Stored rows:
———

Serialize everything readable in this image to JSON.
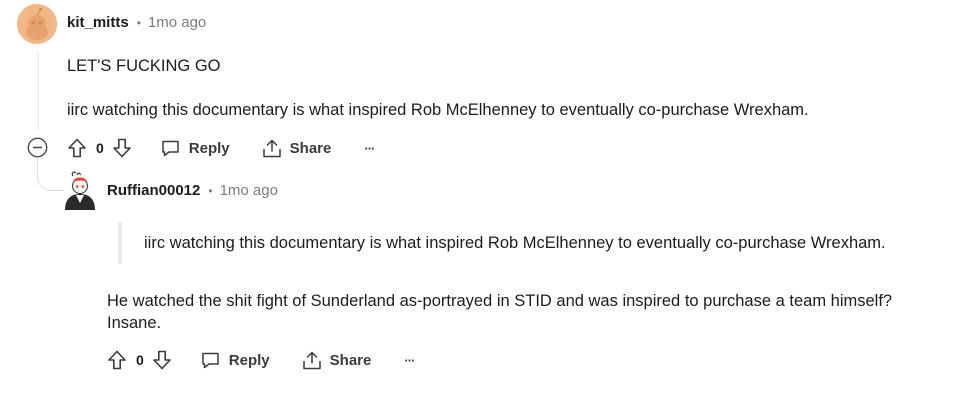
{
  "comments": [
    {
      "username": "kit_mitts",
      "separator": "•",
      "time": "1mo ago",
      "paragraphs": [
        "LET'S FUCKING GO",
        "iirc watching this documentary is what inspired Rob McElhenney to eventually co-purchase Wrexham."
      ],
      "score": "0",
      "reply_label": "Reply",
      "share_label": "Share",
      "more_label": "···",
      "collapse_label": "−",
      "avatar_color": "#f2b786"
    },
    {
      "username": "Ruffian00012",
      "separator": "•",
      "time": "1mo ago",
      "quote": "iirc watching this documentary is what inspired Rob McElhenney to eventually co-purchase Wrexham.",
      "paragraph_lines": [
        "He watched the shit fight of Sunderland as-portrayed in STID and was inspired to purchase a team himself?",
        "Insane."
      ],
      "score": "0",
      "reply_label": "Reply",
      "share_label": "Share",
      "more_label": "···"
    }
  ]
}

———

Set exercise:
Return the whole listing, word for word, and leave out every picture.

Response to the exercise:
Serialize everything readable in this image to JSON.
{
  "comments": [
    {
      "username": "kit_mitts",
      "separator": "•",
      "time": "1mo ago",
      "paragraphs": [
        "LET'S FUCKING GO",
        "iirc watching this documentary is what inspired Rob McElhenney to eventually co-purchase Wrexham."
      ],
      "score": "0",
      "reply_label": "Reply",
      "share_label": "Share",
      "more_label": "···",
      "collapse_label": "−",
      "avatar_color": "#f2b786"
    },
    {
      "username": "Ruffian00012",
      "separator": "•",
      "time": "1mo ago",
      "quote": "iirc watching this documentary is what inspired Rob McElhenney to eventually co-purchase Wrexham.",
      "paragraph_lines": [
        "He watched the shit fight of Sunderland as-portrayed in STID and was inspired to purchase a team himself?",
        "Insane."
      ],
      "score": "0",
      "reply_label": "Reply",
      "share_label": "Share",
      "more_label": "···"
    }
  ]
}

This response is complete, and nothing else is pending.